* Set problem 1 *
Update the listing, starting at its beginning and ending at the line containing "The drilled recess 16b is at (312, 398).", by replacing "optical sight" with "telescopic sight" and leaving everything else unchanged.

* Passage shown *

Ciri arrives at Vilgefortz's castle, offering to trade herself for Yennefer, but Vilgefortz imprisons her. As he plans to inseminate her to produce the prophesied magic user, Geralt and his group storm the castle. In the ensuing battle, Yennefer is freed, but Geralt's companions Milva and Angoulême are killed, and Cahir is killed by Bonhart, who is himself killed by Ciri. When Geralt, Yennefer, and Regis confront Vilgefortz, Regis is killed, but Geralt kills Vilgefortz, with help from an amulet gifted by Fringilla. Geralt and Yennefer, the only survivors, find Ciri.

Leaving, they find a Nilfgaardian force, led by Emperor Emhyr. Skellen is arrested for treason. Emhyr is revealed to be Ciri's father, who courted her mother, Pavetta, under the name Duny (in "A Question of Price"), having faked his death years ago. To produce Ciri's prophesied child and save the world, Emhyr plans to impregnate her, and make her empress. Emhyr plans to execute Geralt and Yennefer, to keep them silent, and grants them the option of committing suicide together. As they prepare to do so, Ciri interrupts them, as Emhyr and his men had left. Ciri had broken down in tears at the thought of losing Geralt and Yennefer, moving Emhyr to change his mind.

Ciri, along with Geralt and Yennefer, punishes those who hurt her along her adventures. She and Yennefer are summoned by the Lodge, and Yennefer goes ahead, while Ciri and Geralt go to Toussaint. They find Dandelion about to be executed, then spared, by Anna Henrietta. The trio departs Toussaint, and Ciri departs to meet the Lodge while Geralt and Dandelion head to Rivia. The Lodge claim that since Emhyr has married the "false Ciri", Ciri is unable to claim the Cintran throne; they plan for Ciri to become the mistress of Prince Tankred, the Kovirian heir, to bear the prophesied child. Ciri asks to leave with Yennefer, meet Geralt in Rivia, and return to the Lodge afterwards. The Lodge votes on this, with Phillipa Eilhart having the decisive vote in favor of letting Ciri go, arguing it's Ciri's destiny.

* Supplied entries *
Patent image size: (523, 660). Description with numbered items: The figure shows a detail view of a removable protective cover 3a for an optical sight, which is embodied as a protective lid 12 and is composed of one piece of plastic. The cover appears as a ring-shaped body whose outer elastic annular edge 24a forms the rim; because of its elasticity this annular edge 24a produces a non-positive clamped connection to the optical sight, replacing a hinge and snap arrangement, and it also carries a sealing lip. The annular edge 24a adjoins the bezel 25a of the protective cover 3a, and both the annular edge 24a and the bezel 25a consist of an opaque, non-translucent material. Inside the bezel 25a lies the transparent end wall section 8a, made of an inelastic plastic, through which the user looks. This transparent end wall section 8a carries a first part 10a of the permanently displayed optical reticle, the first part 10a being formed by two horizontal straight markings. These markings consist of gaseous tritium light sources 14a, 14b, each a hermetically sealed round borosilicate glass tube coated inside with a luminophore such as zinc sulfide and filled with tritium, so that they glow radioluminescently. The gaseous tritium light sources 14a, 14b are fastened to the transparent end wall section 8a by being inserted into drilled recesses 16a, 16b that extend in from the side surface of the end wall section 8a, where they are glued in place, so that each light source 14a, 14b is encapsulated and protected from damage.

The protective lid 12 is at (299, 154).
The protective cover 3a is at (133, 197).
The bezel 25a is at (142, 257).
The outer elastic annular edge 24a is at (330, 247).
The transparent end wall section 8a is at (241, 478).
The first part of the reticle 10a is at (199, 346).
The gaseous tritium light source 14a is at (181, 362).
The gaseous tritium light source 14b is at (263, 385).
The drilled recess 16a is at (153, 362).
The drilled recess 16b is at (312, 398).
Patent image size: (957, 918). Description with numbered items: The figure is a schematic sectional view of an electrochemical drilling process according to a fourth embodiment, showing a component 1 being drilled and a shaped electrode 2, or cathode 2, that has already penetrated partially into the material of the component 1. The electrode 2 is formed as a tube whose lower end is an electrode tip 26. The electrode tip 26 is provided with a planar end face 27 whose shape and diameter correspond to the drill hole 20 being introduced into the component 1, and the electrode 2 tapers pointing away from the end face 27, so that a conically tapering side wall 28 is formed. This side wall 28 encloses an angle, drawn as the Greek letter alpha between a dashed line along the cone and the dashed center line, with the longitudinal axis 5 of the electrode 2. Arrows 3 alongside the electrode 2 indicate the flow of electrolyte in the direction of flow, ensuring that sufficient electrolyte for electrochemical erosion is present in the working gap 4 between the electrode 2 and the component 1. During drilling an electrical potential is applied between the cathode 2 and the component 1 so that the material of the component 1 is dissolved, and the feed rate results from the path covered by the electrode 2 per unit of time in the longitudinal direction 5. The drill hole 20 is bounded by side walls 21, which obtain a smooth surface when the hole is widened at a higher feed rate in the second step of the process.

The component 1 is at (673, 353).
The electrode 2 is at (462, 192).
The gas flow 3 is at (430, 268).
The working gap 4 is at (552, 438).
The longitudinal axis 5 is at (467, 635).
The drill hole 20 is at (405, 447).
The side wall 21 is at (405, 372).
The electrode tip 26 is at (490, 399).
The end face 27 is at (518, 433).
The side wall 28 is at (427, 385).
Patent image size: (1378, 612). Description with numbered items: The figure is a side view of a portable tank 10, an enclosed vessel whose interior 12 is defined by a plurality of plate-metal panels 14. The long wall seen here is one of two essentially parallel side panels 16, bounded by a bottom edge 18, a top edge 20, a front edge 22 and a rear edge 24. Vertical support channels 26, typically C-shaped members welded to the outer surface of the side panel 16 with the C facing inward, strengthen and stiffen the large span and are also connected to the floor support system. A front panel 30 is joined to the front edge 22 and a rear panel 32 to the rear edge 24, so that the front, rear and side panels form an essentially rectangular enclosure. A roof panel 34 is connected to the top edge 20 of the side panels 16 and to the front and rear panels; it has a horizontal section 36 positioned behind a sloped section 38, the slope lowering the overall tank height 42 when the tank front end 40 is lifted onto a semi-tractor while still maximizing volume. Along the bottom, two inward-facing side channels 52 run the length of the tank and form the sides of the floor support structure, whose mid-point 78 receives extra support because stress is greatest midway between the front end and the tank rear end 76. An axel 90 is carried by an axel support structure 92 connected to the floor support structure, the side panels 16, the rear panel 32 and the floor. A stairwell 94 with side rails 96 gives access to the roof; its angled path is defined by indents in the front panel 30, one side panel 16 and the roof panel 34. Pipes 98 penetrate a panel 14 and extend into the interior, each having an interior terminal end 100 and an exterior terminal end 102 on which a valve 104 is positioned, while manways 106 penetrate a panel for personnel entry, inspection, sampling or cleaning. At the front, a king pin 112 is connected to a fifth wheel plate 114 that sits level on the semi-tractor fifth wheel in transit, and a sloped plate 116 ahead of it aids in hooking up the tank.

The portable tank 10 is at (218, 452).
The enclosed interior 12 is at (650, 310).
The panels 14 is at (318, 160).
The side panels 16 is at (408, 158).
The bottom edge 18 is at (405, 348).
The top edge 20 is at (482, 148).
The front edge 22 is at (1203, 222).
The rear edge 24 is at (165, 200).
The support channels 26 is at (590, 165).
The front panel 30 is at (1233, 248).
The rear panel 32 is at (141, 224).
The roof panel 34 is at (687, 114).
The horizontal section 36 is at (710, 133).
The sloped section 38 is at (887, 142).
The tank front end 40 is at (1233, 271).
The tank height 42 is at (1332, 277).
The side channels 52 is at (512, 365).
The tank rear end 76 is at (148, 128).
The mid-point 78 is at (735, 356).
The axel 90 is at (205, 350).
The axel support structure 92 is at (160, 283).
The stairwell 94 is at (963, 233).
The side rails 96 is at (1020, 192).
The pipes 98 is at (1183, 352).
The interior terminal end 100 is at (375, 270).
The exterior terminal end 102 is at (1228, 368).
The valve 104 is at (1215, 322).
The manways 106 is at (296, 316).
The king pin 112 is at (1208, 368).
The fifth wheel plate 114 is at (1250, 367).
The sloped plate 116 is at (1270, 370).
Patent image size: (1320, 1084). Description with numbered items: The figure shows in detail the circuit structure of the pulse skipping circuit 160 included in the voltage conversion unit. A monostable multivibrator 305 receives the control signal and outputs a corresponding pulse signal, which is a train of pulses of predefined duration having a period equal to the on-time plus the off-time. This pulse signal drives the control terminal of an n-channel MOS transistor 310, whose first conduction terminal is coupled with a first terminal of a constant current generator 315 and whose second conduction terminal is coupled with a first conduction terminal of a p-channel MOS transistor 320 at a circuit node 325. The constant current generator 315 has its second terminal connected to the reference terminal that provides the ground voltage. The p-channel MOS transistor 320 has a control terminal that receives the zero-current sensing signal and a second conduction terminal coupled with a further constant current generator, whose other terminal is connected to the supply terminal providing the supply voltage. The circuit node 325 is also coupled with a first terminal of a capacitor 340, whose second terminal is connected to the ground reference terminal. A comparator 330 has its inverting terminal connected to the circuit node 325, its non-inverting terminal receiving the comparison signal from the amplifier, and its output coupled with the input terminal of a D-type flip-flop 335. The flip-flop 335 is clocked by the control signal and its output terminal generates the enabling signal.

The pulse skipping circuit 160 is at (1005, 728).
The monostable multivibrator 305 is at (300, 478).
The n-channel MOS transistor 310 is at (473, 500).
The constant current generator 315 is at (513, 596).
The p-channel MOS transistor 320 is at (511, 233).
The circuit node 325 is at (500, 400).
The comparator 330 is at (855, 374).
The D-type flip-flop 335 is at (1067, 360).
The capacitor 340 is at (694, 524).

* Set problem 2 *
In the plot summary, who casts the decisive vote when the Lodge decides whether to let Ciri go?

* Exercise output 1 *
Patent image size: (523, 660). Description with numbered items: The figure shows a detail view of a removable protective cover 3a for an telescopic sight, which is embodied as a protective lid 12 and is composed of one piece of plastic. The cover appears as a ring-shaped body whose outer elastic annular edge 24a forms the rim; because of its elasticity this annular edge 24a produces a non-positive clamped connection to the telescopic sight, replacing a hinge and snap arrangement, and it also carries a sealing lip. The annular edge 24a adjoins the bezel 25a of the protective cover 3a, and both the annular edge 24a and the bezel 25a consist of an opaque, non-translucent material. Inside the bezel 25a lies the transparent end wall section 8a, made of an inelastic plastic, through which the user looks. This transparent end wall section 8a carries a first part 10a of the permanently displayed optical reticle, the first part 10a being formed by two horizontal straight markings. These markings consist of gaseous tritium light sources 14a, 14b, each a hermetically sealed round borosilicate glass tube coated inside with a luminophore such as zinc sulfide and filled with tritium, so that they glow radioluminescently. The gaseous tritium light sources 14a, 14b are fastened to the transparent end wall section 8a by being inserted into drilled recesses 16a, 16b that extend in from the side surface of the end wall section 8a, where they are glued in place, so that each light source 14a, 14b is encapsulated and protected from damage.

The protective lid 12 is at (299, 154).
The protective cover 3a is at (133, 197).
The bezel 25a is at (142, 257).
The outer elastic annular edge 24a is at (330, 247).
The transparent end wall section 8a is at (241, 478).
The first part of the reticle 10a is at (199, 346).
The gaseous tritium light source 14a is at (181, 362).
The gaseous tritium light source 14b is at (263, 385).
The drilled recess 16a is at (153, 362).
The drilled recess 16b is at (312, 398).

* Exercise output 2 *
Phillipa Eilhart casts the decisive vote, in favor of letting Ciri go.